Provided material>
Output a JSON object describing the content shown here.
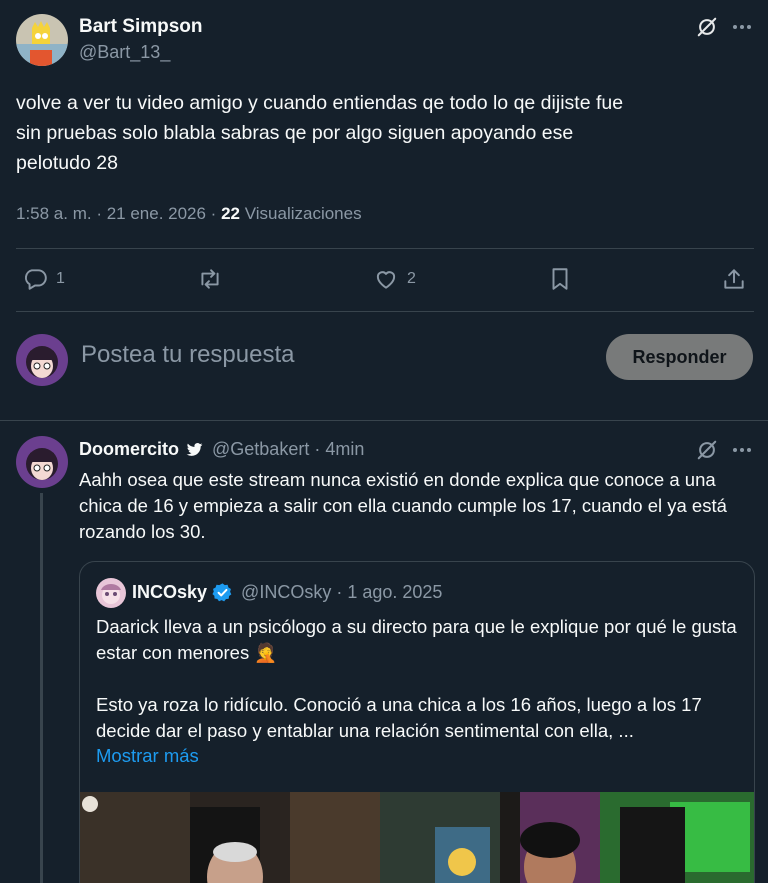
{
  "main_tweet": {
    "author_name": "Bart Simpson",
    "author_handle": "@Bart_13_",
    "text": "volve a ver tu video amigo y cuando entiendas qe todo lo qe dijiste fue\nsin pruebas solo blabla sabras qe por algo siguen apoyando ese\npelotudo 28",
    "time": "1:58 a. m. · 21 ene. 2026 · ",
    "views_count": "22",
    "views_label": " Visualizaciones",
    "replies": "1",
    "likes": "2"
  },
  "composer": {
    "placeholder": "Postea tu respuesta",
    "button_label": "Responder"
  },
  "reply": {
    "author_name": "Doomercito",
    "author_handle": "@Getbakert · 4min",
    "text": "Aahh osea que este stream nunca existió en donde explica que conoce a una chica de 16 y empieza a salir con ella cuando cumple los 17,  cuando el ya está rozando los 30.",
    "quote": {
      "author_name": "INCOsky",
      "author_handle": "@INCOsky · 1 ago. 2025",
      "text": "Daarick lleva a un psicólogo a su directo para que le explique por qué le gusta estar con menores 🤦\n\nEsto ya roza lo ridículo. Conoció a una chica a los 16 años, luego a los 17 decide dar el paso y entablar una relación sentimental con ella, ...",
      "show_more": "Mostrar más"
    }
  },
  "colors": {
    "background": "#15202b",
    "text_primary": "#f7f9f9",
    "text_secondary": "#8b98a5",
    "divider": "#38444d",
    "link": "#1d9bf0",
    "verified": "#1d9bf0",
    "button_bg": "#787a7a"
  },
  "icons": [
    "grok-icon",
    "more-icon",
    "reply-icon",
    "retweet-icon",
    "like-icon",
    "bookmark-icon",
    "share-icon",
    "bird-badge-icon",
    "verified-badge-icon"
  ]
}
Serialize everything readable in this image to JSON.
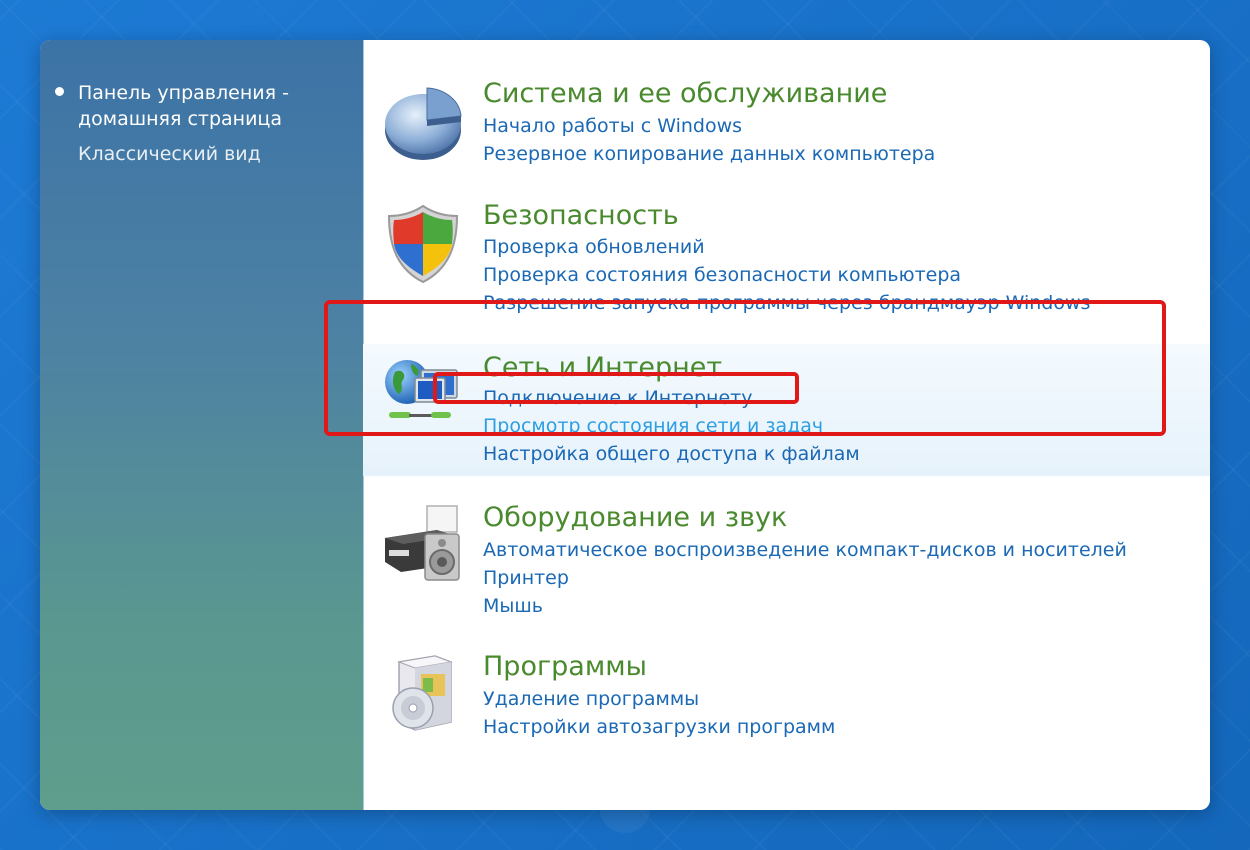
{
  "sidebar": {
    "current_link": "Панель управления -\nдомашняя страница",
    "current_line1": "Панель управления -",
    "current_line2": "домашняя страница",
    "classic_view": "Классический вид"
  },
  "categories": [
    {
      "icon": "system-maintenance-icon",
      "title": "Система и ее обслуживание",
      "links": [
        "Начало работы с Windows",
        "Резервное копирование данных компьютера"
      ]
    },
    {
      "icon": "security-shield-icon",
      "title": "Безопасность",
      "links": [
        "Проверка обновлений",
        "Проверка состояния безопасности компьютера",
        "Разрешение запуска программы через брандмауэр Windows"
      ]
    },
    {
      "icon": "network-internet-icon",
      "title": "Сеть и Интернет",
      "links": [
        "Подключение к Интернету",
        "Просмотр состояния сети и задач",
        "Настройка общего доступа к файлам"
      ],
      "highlighted": true
    },
    {
      "icon": "printer-hardware-sound-icon",
      "title": "Оборудование и звук",
      "links": [
        "Автоматическое воспроизведение компакт-дисков и носителей",
        "Принтер",
        "Мышь"
      ]
    },
    {
      "icon": "programs-box-cd-icon",
      "title": "Программы",
      "links": [
        "Удаление программы",
        "Настройки автозагрузки программ"
      ]
    }
  ],
  "colors": {
    "category_title": "#4a8a2e",
    "link": "#1b69b5",
    "highlight_border": "#e01818"
  }
}
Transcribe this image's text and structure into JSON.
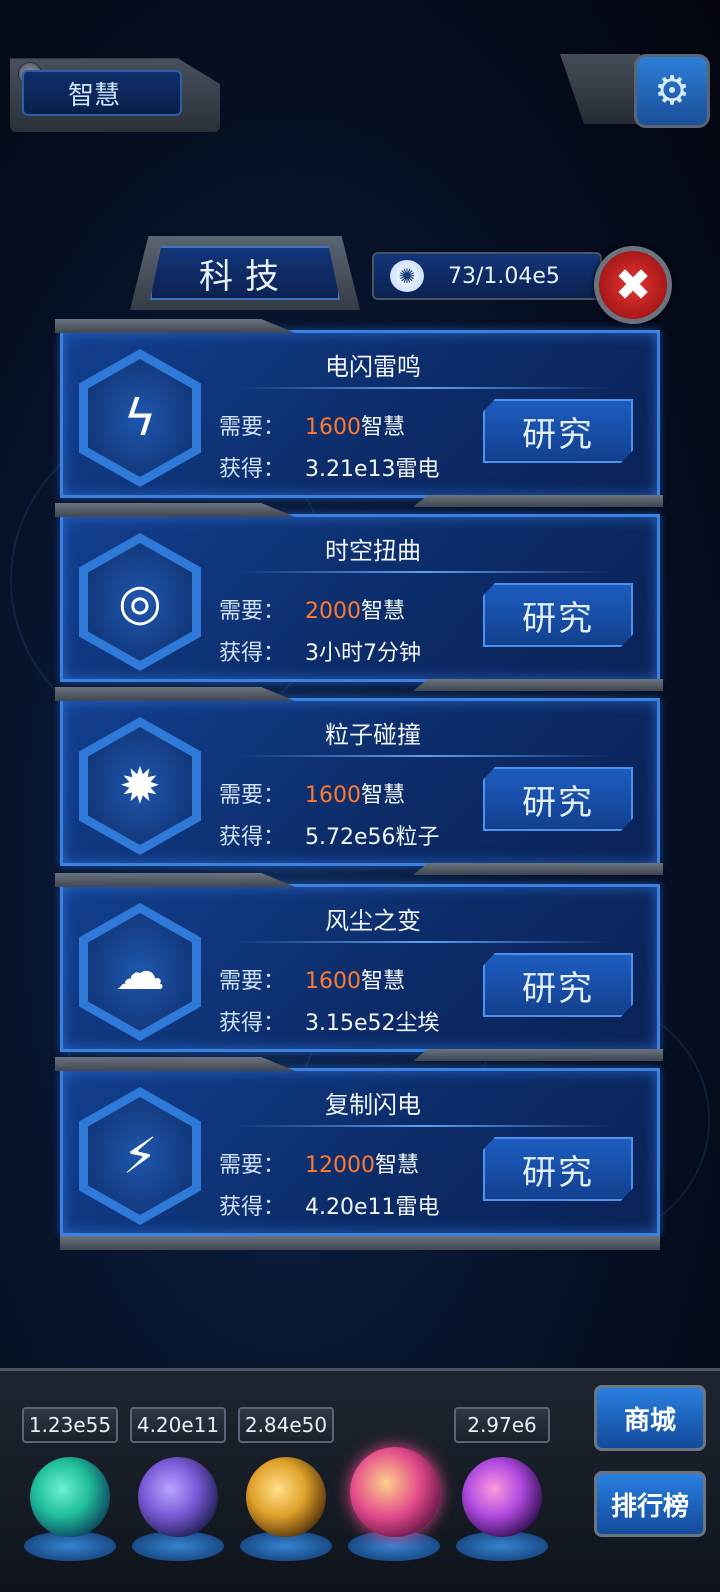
{
  "header": {
    "tab_label": "智慧",
    "settings_icon": "gear-icon"
  },
  "panel": {
    "title": "科技",
    "brain_counter": "73/1.04e5",
    "brain_icon": "brain-icon",
    "close_icon": "close-icon"
  },
  "labels": {
    "require": "需要：",
    "obtain": "获得："
  },
  "cards": [
    {
      "title": "电闪雷鸣",
      "req_num": "1600",
      "req_unit": "智慧",
      "gain": "3.21e13雷电",
      "button": "研究",
      "icon": "lightning-icon"
    },
    {
      "title": "时空扭曲",
      "req_num": "2000",
      "req_unit": "智慧",
      "gain": "3小时7分钟",
      "button": "研究",
      "icon": "vortex-icon"
    },
    {
      "title": "粒子碰撞",
      "req_num": "1600",
      "req_unit": "智慧",
      "gain": "5.72e56粒子",
      "button": "研究",
      "icon": "particle-collision-icon"
    },
    {
      "title": "风尘之变",
      "req_num": "1600",
      "req_unit": "智慧",
      "gain": "3.15e52尘埃",
      "button": "研究",
      "icon": "dust-storm-icon"
    },
    {
      "title": "复制闪电",
      "req_num": "12000",
      "req_unit": "智慧",
      "gain": "4.20e11雷电",
      "button": "研究",
      "icon": "copy-lightning-icon"
    }
  ],
  "resources": [
    {
      "value": "1.23e55",
      "icon": "particle-orb-icon",
      "color": "#1fbf9a"
    },
    {
      "value": "4.20e11",
      "icon": "lightning-orb-icon",
      "color": "#7a5ad8"
    },
    {
      "value": "2.84e50",
      "icon": "dust-orb-icon",
      "color": "#e0a22a"
    },
    {
      "value": "",
      "icon": "brain-orb-icon",
      "color": "#e24a8a"
    },
    {
      "value": "2.97e6",
      "icon": "vortex-orb-icon",
      "color": "#b04ae0"
    }
  ],
  "side_buttons": {
    "shop": "商城",
    "ranking": "排行榜"
  },
  "colors": {
    "accent": "#3b82e0",
    "require_number": "#ff7a2e",
    "close_red": "#e53434"
  }
}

Work required> Scan the records above for the string "dust", then report every line that contains it.

Solution for this task>
      "icon": "dust-storm-icon"
      "icon": "dust-orb-icon",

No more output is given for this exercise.